Dataset records ->
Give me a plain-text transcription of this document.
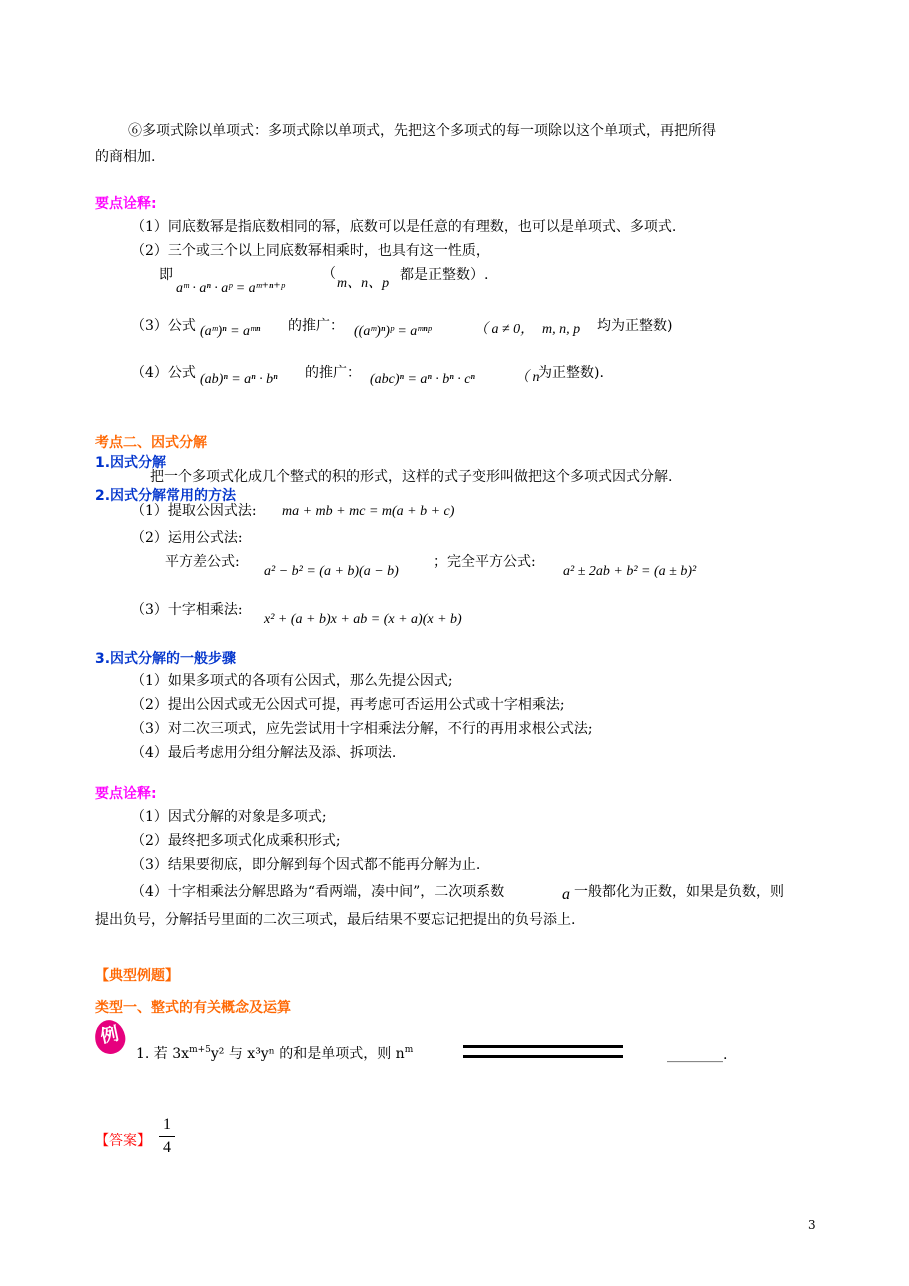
⑥多项式除以单项式：多项式除以单项式，先把这个多项式的每一项除以这个单项式，再把所得
的商相加.
要点诠释:
（1）同底数幂是指底数相同的幂，底数可以是任意的有理数，也可以是单项式、多项式.
（2）三个或三个以上同底数幂相乘时，也具有这一性质，
即
aᵐ · aⁿ · aᵖ = aᵐ⁺ⁿ⁺ᵖ
（
m、n、p
都是正整数）.
（3）公式 (aᵐ)ⁿ = aᵐⁿ 的推广： ((aᵐ)ⁿ)ᵖ = aᵐⁿᵖ	（ a ≠ 0， m, n, p 均为正整数)
（4）公式 (ab)ⁿ = aⁿ · bⁿ 的推广： (abc)ⁿ = aⁿ · bⁿ · cⁿ	（ n
为正整数).
考点二、因式分解
1.因式分解
把一个多项式化成几个整式的积的形式，这样的式子变形叫做把这个多项式因式分解.
2.因式分解常用的方法
（1）提取公因式法: ma + mb + mc = m(a + b + c)
（2）运用公式法:
平方差公式:
a² − b² = (a + b)(a − b)
；完全平方公式:
a² ± 2ab + b² = (a ± b)²
（3）十字相乘法:
x² + (a + b)x + ab = (x + a)(x + b)
3.因式分解的一般步骤
（1）如果多项式的各项有公因式，那么先提公因式;
（2）提出公因式或无公因式可提，再考虑可否运用公式或十字相乘法;
（3）对二次三项式，应先尝试用十字相乘法分解，不行的再用求根公式法;
（4）最后考虑用分组分解法及添、拆项法.
要点诠释:
（1）因式分解的对象是多项式;
（2）最终把多项式化成乘积形式;
（3）结果要彻底，即分解到每个因式都不能再分解为止.
（4）十字相乘法分解思路为“看两端，凑中间”，二次项系数	a 一般都化为正数，如果是负数，则
提出负号，分解括号里面的二次三项式，最后结果不要忘记把提出的负号添上.
【典型例题】
类型一、整式的有关概念及运算
例
1. 若 $3x^{m+5}y^2$ 与 x³yⁿ 的和是单项式，则 $n^m$	________.
【答案】
1
4
3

What is needed ->
Set each line of the records down exactly, leaving every picture out.

Written solution ->
Give me a plain-text transcription of this document.
⑥多项式除以单项式：多项式除以单项式，先把这个多项式的每一项除以这个单项式，再把所得
的商相加.
要点诠释:
（1）同底数幂是指底数相同的幂，底数可以是任意的有理数，也可以是单项式、多项式.
（2）三个或三个以上同底数幂相乘时，也具有这一性质，
即
aᵐ · aⁿ · aᵖ = aᵐ⁺ⁿ⁺ᵖ
（
m、n、p
都是正整数）.
（3）公式 (aᵐ)ⁿ = aᵐⁿ 的推广： ((aᵐ)ⁿ)ᵖ = aᵐⁿᵖ	（ a ≠ 0， m, n, p 均为正整数)
（4）公式 (ab)ⁿ = aⁿ · bⁿ 的推广： (abc)ⁿ = aⁿ · bⁿ · cⁿ	（ n
为正整数).
考点二、因式分解
1.因式分解
把一个多项式化成几个整式的积的形式，这样的式子变形叫做把这个多项式因式分解.
2.因式分解常用的方法
（1）提取公因式法: ma + mb + mc = m(a + b + c)
（2）运用公式法:
平方差公式:
a² − b² = (a + b)(a − b)
；完全平方公式:
a² ± 2ab + b² = (a ± b)²
（3）十字相乘法:
x² + (a + b)x + ab = (x + a)(x + b)
3.因式分解的一般步骤
（1）如果多项式的各项有公因式，那么先提公因式;
（2）提出公因式或无公因式可提，再考虑可否运用公式或十字相乘法;
（3）对二次三项式，应先尝试用十字相乘法分解，不行的再用求根公式法;
（4）最后考虑用分组分解法及添、拆项法.
要点诠释:
（1）因式分解的对象是多项式;
（2）最终把多项式化成乘积形式;
（3）结果要彻底，即分解到每个因式都不能再分解为止.
（4）十字相乘法分解思路为“看两端，凑中间”，二次项系数	a 一般都化为正数，如果是负数，则
提出负号，分解括号里面的二次三项式，最后结果不要忘记把提出的负号添上.
【典型例题】
类型一、整式的有关概念及运算
例
1. 若 $3x^{m+5}y^2$ 与 x³yⁿ 的和是单项式，则 $n^m$	________.
【答案】
1
4
3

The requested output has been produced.